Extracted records
================
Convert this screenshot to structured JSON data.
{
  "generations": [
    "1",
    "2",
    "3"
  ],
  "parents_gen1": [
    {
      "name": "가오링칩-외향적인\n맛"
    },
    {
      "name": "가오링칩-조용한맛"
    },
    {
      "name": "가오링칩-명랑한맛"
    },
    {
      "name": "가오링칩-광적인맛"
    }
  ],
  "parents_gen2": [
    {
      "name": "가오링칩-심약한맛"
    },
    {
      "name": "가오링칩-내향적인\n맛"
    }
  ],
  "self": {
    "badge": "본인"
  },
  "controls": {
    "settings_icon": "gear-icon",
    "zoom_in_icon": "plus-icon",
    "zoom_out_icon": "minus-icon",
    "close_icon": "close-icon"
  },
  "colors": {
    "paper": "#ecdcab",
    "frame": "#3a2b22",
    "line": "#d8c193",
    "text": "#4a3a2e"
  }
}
================
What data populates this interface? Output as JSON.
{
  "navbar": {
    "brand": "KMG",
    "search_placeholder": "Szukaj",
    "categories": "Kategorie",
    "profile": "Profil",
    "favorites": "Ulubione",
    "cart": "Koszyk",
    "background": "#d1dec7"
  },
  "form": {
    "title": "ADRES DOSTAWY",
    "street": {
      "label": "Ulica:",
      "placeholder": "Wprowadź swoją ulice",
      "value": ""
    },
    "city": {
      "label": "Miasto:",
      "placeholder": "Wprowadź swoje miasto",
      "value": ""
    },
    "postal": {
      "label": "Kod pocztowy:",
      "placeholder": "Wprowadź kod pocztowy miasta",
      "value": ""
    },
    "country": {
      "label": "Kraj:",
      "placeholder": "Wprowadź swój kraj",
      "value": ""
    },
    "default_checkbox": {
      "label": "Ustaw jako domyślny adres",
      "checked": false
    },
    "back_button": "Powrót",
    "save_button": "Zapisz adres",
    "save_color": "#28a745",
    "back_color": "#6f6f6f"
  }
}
================
#### [WHAT TO WORK ON]
Copy every single line of the material above that holds "data".

#### [EXERCISE RESULT]
Convert this screenshot to structured JSON data.
What data populates this interface? Output as JSON.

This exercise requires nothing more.